Given task: Output the records exactly. Include every line.

Task inputs:

■ ■ ■ ■ ■

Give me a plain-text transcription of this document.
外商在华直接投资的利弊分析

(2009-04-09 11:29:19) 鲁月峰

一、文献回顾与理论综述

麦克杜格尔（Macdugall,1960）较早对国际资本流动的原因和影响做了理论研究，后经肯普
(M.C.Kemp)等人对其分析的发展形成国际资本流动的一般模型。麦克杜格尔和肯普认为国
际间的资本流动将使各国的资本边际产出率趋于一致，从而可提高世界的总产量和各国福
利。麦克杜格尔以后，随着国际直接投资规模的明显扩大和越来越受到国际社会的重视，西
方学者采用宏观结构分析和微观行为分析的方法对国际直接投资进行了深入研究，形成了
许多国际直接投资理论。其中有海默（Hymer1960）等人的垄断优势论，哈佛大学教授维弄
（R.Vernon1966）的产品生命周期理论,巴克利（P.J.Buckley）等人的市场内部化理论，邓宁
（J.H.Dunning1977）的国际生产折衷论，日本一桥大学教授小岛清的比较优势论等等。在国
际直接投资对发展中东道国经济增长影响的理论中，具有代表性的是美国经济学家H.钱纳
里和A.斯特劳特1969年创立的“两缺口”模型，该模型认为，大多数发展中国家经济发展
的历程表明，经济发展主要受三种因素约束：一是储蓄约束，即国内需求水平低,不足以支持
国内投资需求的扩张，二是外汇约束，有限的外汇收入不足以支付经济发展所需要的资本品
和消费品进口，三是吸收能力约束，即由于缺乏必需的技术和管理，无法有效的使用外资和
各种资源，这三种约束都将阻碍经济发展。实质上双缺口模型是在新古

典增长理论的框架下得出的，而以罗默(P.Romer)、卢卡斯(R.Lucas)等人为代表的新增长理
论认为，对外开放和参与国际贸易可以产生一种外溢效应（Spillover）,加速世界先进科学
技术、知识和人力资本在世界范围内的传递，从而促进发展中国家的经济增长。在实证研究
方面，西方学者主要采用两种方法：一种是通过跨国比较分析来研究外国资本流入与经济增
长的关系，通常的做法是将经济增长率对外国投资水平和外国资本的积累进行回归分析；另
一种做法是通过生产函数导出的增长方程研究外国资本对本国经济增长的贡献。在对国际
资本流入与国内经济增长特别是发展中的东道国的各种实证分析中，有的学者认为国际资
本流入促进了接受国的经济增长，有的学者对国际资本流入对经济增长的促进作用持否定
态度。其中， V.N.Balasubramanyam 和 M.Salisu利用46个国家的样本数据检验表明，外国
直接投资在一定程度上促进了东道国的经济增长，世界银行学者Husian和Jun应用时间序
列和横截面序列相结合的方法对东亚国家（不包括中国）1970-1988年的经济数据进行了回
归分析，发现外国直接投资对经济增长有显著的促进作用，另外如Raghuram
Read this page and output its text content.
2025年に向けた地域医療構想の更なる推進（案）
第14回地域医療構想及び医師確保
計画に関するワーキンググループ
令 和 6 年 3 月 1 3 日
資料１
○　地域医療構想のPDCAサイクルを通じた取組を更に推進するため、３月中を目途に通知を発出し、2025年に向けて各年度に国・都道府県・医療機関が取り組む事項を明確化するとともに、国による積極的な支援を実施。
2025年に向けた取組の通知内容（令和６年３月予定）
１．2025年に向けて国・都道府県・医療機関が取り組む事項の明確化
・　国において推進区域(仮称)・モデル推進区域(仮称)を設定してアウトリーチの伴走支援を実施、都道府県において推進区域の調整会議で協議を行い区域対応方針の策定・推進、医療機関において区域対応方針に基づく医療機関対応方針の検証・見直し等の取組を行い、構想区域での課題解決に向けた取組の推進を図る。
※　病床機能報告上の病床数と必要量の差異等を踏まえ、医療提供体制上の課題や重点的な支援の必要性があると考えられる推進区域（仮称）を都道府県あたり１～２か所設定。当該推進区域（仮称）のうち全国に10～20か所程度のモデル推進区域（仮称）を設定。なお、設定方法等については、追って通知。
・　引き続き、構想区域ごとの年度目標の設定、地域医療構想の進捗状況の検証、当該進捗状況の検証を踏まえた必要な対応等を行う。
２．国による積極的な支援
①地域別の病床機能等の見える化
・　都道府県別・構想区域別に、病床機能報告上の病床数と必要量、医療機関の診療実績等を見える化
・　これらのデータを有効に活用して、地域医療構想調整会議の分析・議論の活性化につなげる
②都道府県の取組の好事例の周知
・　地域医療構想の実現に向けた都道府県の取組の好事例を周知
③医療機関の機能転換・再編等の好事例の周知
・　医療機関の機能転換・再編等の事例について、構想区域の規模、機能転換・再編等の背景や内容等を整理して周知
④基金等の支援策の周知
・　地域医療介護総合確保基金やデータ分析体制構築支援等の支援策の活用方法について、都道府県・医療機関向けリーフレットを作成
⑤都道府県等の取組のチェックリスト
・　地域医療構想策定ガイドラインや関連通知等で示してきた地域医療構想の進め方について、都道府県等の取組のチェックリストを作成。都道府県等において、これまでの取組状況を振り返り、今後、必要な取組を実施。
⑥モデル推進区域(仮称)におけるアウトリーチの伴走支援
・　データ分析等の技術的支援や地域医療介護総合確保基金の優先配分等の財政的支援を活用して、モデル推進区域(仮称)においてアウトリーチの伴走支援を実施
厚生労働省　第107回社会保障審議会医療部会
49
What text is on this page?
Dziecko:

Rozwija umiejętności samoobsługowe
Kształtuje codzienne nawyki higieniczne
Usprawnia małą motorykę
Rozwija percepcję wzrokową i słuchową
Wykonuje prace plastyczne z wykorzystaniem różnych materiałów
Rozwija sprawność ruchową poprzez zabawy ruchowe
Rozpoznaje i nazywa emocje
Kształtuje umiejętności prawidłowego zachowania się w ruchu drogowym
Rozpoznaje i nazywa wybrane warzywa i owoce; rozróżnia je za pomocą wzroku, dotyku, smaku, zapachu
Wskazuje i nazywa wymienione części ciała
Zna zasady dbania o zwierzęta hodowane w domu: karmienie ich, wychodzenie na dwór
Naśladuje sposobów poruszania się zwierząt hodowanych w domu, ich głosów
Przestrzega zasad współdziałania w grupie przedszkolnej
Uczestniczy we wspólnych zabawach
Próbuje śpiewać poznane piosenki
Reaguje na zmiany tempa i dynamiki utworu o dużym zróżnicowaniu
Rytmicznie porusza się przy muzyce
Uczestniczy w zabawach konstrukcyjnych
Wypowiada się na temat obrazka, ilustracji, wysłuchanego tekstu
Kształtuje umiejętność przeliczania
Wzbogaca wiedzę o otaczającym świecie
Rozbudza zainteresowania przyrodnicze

■ ■ ■ ■ ■

The answer:
Give me a plain-text transcription of this document.
外商在华直接投资的利弊分析

(2009-04-09 11:29:19) 鲁月峰

一、文献回顾与理论综述

麦克杜格尔（Macdugall,1960）较早对国际资本流动的原因和影响做了理论研究，后经肯普
(M.C.Kemp)等人对其分析的发展形成国际资本流动的一般模型。麦克杜格尔和肯普认为国
际间的资本流动将使各国的资本边际产出率趋于一致，从而可提高世界的总产量和各国福
利。麦克杜格尔以后，随着国际直接投资规模的明显扩大和越来越受到国际社会的重视，西
方学者采用宏观结构分析和微观行为分析的方法对国际直接投资进行了深入研究，形成了
许多国际直接投资理论。其中有海默（Hymer1960）等人的垄断优势论，哈佛大学教授维弄
（R.Vernon1966）的产品生命周期理论,巴克利（P.J.Buckley）等人的市场内部化理论，邓宁
（J.H.Dunning1977）的国际生产折衷论，日本一桥大学教授小岛清的比较优势论等等。在国
际直接投资对发展中东道国经济增长影响的理论中，具有代表性的是美国经济学家H.钱纳
里和A.斯特劳特1969年创立的“两缺口”模型，该模型认为，大多数发展中国家经济发展
的历程表明，经济发展主要受三种因素约束：一是储蓄约束，即国内需求水平低,不足以支持
国内投资需求的扩张，二是外汇约束，有限的外汇收入不足以支付经济发展所需要的资本品
和消费品进口，三是吸收能力约束，即由于缺乏必需的技术和管理，无法有效的使用外资和
各种资源，这三种约束都将阻碍经济发展。实质上双缺口模型是在新古

典增长理论的框架下得出的，而以罗默(P.Romer)、卢卡斯(R.Lucas)等人为代表的新增长理
论认为，对外开放和参与国际贸易可以产生一种外溢效应（Spillover）,加速世界先进科学
技术、知识和人力资本在世界范围内的传递，从而促进发展中国家的经济增长。在实证研究
方面，西方学者主要采用两种方法：一种是通过跨国比较分析来研究外国资本流入与经济增
长的关系，通常的做法是将经济增长率对外国投资水平和外国资本的积累进行回归分析；另
一种做法是通过生产函数导出的增长方程研究外国资本对本国经济增长的贡献。在对国际
资本流入与国内经济增长特别是发展中的东道国的各种实证分析中，有的学者认为国际资
本流入促进了接受国的经济增长，有的学者对国际资本流入对经济增长的促进作用持否定
态度。其中， V.N.Balasubramanyam 和 M.Salisu利用46个国家的样本数据检验表明，外国
直接投资在一定程度上促进了东道国的经济增长，世界银行学者Husian和Jun应用时间序
列和横截面序列相结合的方法对东亚国家（不包括中国）1970-1988年的经济数据进行了回
归分析，发现外国直接投资对经济增长有显著的促进作用，另外如Raghuram
Read this page and output its text content.
2025年に向けた地域医療構想の更なる推進（案）
第14回地域医療構想及び医師確保
計画に関するワーキンググループ
令 和 6 年 3 月 1 3 日
資料１
○　地域医療構想のPDCAサイクルを通じた取組を更に推進するため、３月中を目途に通知を発出し、2025年に向けて各年度に国・都道府県・医療機関が取り組む事項を明確化するとともに、国による積極的な支援を実施。
2025年に向けた取組の通知内容（令和６年３月予定）
１．2025年に向けて国・都道府県・医療機関が取り組む事項の明確化
・　国において推進区域(仮称)・モデル推進区域(仮称)を設定してアウトリーチの伴走支援を実施、都道府県において推進区域の調整会議で協議を行い区域対応方針の策定・推進、医療機関において区域対応方針に基づく医療機関対応方針の検証・見直し等の取組を行い、構想区域での課題解決に向けた取組の推進を図る。
※　病床機能報告上の病床数と必要量の差異等を踏まえ、医療提供体制上の課題や重点的な支援の必要性があると考えられる推進区域（仮称）を都道府県あたり１～２か所設定。当該推進区域（仮称）のうち全国に10～20か所程度のモデル推進区域（仮称）を設定。なお、設定方法等については、追って通知。
・　引き続き、構想区域ごとの年度目標の設定、地域医療構想の進捗状況の検証、当該進捗状況の検証を踏まえた必要な対応等を行う。
２．国による積極的な支援
①地域別の病床機能等の見える化
・　都道府県別・構想区域別に、病床機能報告上の病床数と必要量、医療機関の診療実績等を見える化
・　これらのデータを有効に活用して、地域医療構想調整会議の分析・議論の活性化につなげる
②都道府県の取組の好事例の周知
・　地域医療構想の実現に向けた都道府県の取組の好事例を周知
③医療機関の機能転換・再編等の好事例の周知
・　医療機関の機能転換・再編等の事例について、構想区域の規模、機能転換・再編等の背景や内容等を整理して周知
④基金等の支援策の周知
・　地域医療介護総合確保基金やデータ分析体制構築支援等の支援策の活用方法について、都道府県・医療機関向けリーフレットを作成
⑤都道府県等の取組のチェックリスト
・　地域医療構想策定ガイドラインや関連通知等で示してきた地域医療構想の進め方について、都道府県等の取組のチェックリストを作成。都道府県等において、これまでの取組状況を振り返り、今後、必要な取組を実施。
⑥モデル推進区域(仮称)におけるアウトリーチの伴走支援
・　データ分析等の技術的支援や地域医療介護総合確保基金の優先配分等の財政的支援を活用して、モデル推進区域(仮称)においてアウトリーチの伴走支援を実施
厚生労働省　第107回社会保障審議会医療部会
49
What text is on this page?
Dziecko:

Rozwija umiejętności samoobsługowe
Kształtuje codzienne nawyki higieniczne
Usprawnia małą motorykę
Rozwija percepcję wzrokową i słuchową
Wykonuje prace plastyczne z wykorzystaniem różnych materiałów
Rozwija sprawność ruchową poprzez zabawy ruchowe
Rozpoznaje i nazywa emocje
Kształtuje umiejętności prawidłowego zachowania się w ruchu drogowym
Rozpoznaje i nazywa wybrane warzywa i owoce; rozróżnia je za pomocą wzroku, dotyku, smaku, zapachu
Wskazuje i nazywa wymienione części ciała
Zna zasady dbania o zwierzęta hodowane w domu: karmienie ich, wychodzenie na dwór
Naśladuje sposobów poruszania się zwierząt hodowanych w domu, ich głosów
Przestrzega zasad współdziałania w grupie przedszkolnej
Uczestniczy we wspólnych zabawach
Próbuje śpiewać poznane piosenki
Reaguje na zmiany tempa i dynamiki utworu o dużym zróżnicowaniu
Rytmicznie porusza się przy muzyce
Uczestniczy w zabawach konstrukcyjnych
Wypowiada się na temat obrazka, ilustracji, wysłuchanego tekstu
Kształtuje umiejętność przeliczania
Wzbogaca wiedzę o otaczającym świecie
Rozbudza zainteresowania przyrodnicze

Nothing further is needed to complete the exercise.